Collected data entries:
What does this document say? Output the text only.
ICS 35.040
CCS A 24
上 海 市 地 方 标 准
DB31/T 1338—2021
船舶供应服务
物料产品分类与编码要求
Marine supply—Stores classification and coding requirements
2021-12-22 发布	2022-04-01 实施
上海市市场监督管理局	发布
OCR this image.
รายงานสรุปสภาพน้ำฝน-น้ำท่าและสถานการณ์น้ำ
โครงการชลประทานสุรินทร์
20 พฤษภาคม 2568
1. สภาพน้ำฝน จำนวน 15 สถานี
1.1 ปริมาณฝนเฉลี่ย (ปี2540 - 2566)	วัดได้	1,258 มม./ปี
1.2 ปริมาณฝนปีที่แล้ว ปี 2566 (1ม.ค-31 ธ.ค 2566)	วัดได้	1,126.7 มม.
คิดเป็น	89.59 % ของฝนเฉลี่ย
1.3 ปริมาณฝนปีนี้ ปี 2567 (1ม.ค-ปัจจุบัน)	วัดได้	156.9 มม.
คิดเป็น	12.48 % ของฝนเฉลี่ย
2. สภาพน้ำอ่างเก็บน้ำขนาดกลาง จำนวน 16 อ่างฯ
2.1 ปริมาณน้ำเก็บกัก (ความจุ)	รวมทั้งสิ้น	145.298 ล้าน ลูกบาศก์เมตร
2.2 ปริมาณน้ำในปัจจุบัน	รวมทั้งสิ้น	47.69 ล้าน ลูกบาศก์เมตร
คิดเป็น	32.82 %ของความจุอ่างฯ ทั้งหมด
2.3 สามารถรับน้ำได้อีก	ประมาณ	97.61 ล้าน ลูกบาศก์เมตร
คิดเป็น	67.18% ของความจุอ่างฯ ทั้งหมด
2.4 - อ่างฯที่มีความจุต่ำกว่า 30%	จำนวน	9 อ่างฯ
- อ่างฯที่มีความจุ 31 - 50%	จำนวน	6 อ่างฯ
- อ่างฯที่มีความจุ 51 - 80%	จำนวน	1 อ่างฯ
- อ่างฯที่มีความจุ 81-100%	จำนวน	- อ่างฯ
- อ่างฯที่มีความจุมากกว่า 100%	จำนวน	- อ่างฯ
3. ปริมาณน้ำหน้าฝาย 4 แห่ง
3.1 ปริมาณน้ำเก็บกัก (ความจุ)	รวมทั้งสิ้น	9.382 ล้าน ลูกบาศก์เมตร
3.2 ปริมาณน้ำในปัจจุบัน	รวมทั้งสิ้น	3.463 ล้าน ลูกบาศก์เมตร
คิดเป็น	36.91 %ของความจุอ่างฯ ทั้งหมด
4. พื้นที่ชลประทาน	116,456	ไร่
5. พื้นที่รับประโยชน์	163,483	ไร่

### Your objective
Repeat all the entries exactly as given.

### Problem solution
What does this document say? Output the text only.
ICS 35.040
CCS A 24
上 海 市 地 方 标 准
DB31/T 1338—2021
船舶供应服务
物料产品分类与编码要求
Marine supply—Stores classification and coding requirements
2021-12-22 发布	2022-04-01 实施
上海市市场监督管理局	发布
OCR this image.
รายงานสรุปสภาพน้ำฝน-น้ำท่าและสถานการณ์น้ำ
โครงการชลประทานสุรินทร์
20 พฤษภาคม 2568
1. สภาพน้ำฝน จำนวน 15 สถานี
1.1 ปริมาณฝนเฉลี่ย (ปี2540 - 2566)	วัดได้	1,258 มม./ปี
1.2 ปริมาณฝนปีที่แล้ว ปี 2566 (1ม.ค-31 ธ.ค 2566)	วัดได้	1,126.7 มม.
คิดเป็น	89.59 % ของฝนเฉลี่ย
1.3 ปริมาณฝนปีนี้ ปี 2567 (1ม.ค-ปัจจุบัน)	วัดได้	156.9 มม.
คิดเป็น	12.48 % ของฝนเฉลี่ย
2. สภาพน้ำอ่างเก็บน้ำขนาดกลาง จำนวน 16 อ่างฯ
2.1 ปริมาณน้ำเก็บกัก (ความจุ)	รวมทั้งสิ้น	145.298 ล้าน ลูกบาศก์เมตร
2.2 ปริมาณน้ำในปัจจุบัน	รวมทั้งสิ้น	47.69 ล้าน ลูกบาศก์เมตร
คิดเป็น	32.82 %ของความจุอ่างฯ ทั้งหมด
2.3 สามารถรับน้ำได้อีก	ประมาณ	97.61 ล้าน ลูกบาศก์เมตร
คิดเป็น	67.18% ของความจุอ่างฯ ทั้งหมด
2.4 - อ่างฯที่มีความจุต่ำกว่า 30%	จำนวน	9 อ่างฯ
- อ่างฯที่มีความจุ 31 - 50%	จำนวน	6 อ่างฯ
- อ่างฯที่มีความจุ 51 - 80%	จำนวน	1 อ่างฯ
- อ่างฯที่มีความจุ 81-100%	จำนวน	- อ่างฯ
- อ่างฯที่มีความจุมากกว่า 100%	จำนวน	- อ่างฯ
3. ปริมาณน้ำหน้าฝาย 4 แห่ง
3.1 ปริมาณน้ำเก็บกัก (ความจุ)	รวมทั้งสิ้น	9.382 ล้าน ลูกบาศก์เมตร
3.2 ปริมาณน้ำในปัจจุบัน	รวมทั้งสิ้น	3.463 ล้าน ลูกบาศก์เมตร
คิดเป็น	36.91 %ของความจุอ่างฯ ทั้งหมด
4. พื้นที่ชลประทาน	116,456	ไร่
5. พื้นที่รับประโยชน์	163,483	ไร่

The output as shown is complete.